[Start Provided data]
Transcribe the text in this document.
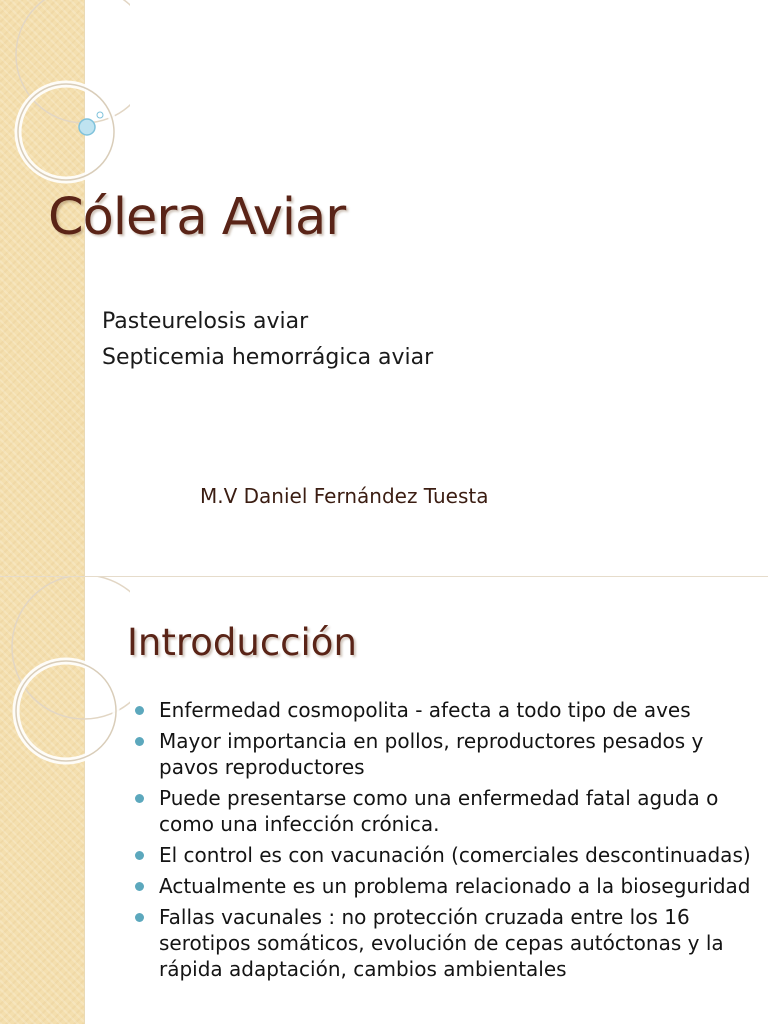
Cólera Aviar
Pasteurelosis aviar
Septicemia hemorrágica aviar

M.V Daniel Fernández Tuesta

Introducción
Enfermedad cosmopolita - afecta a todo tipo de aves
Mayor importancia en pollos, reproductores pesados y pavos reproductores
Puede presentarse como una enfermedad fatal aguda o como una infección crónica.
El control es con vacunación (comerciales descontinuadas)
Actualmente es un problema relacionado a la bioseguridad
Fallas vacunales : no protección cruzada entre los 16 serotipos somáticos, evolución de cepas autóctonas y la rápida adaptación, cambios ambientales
[End Provided data]
[Start Provided data]
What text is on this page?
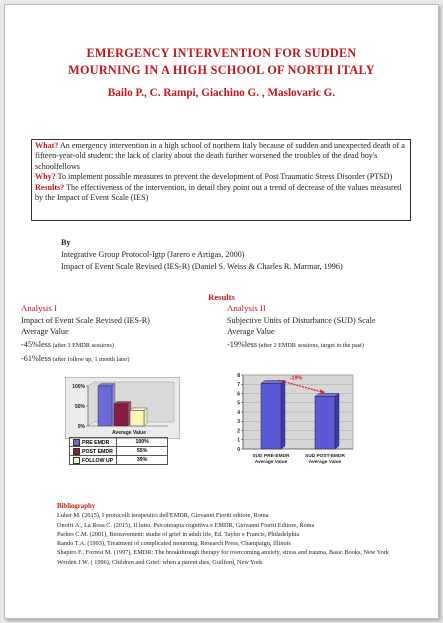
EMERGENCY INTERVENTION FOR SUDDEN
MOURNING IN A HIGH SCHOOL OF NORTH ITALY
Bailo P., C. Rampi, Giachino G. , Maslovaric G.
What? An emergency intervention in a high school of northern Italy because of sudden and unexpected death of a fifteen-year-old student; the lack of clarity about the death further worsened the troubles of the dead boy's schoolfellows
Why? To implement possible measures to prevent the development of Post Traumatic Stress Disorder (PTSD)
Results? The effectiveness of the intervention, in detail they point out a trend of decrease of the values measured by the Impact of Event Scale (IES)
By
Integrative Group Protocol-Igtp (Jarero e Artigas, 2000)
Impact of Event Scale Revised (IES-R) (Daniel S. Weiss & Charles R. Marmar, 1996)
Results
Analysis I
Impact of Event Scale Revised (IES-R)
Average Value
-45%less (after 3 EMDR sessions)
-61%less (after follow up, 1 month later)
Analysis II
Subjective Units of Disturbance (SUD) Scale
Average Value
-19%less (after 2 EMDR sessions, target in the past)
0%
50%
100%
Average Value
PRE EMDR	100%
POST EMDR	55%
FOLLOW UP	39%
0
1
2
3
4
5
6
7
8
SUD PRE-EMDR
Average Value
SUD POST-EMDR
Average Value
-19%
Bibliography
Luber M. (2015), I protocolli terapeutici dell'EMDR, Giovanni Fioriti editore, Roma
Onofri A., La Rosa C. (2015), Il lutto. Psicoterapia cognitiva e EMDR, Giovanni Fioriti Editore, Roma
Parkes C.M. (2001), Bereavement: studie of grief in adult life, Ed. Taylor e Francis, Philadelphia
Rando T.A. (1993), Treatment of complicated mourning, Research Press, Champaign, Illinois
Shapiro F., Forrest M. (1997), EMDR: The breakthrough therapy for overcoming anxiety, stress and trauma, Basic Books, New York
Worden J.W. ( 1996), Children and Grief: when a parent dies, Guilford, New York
[End Provided data]
From the entries, report each line that includes the word "What".

What text is on this page?
What? An emergency intervention in a high school of northern Italy because of sudden and unexpected death of a fifteen-year-old student; the lack of clarity about the death further worsened the troubles of the dead boy's schoolfellows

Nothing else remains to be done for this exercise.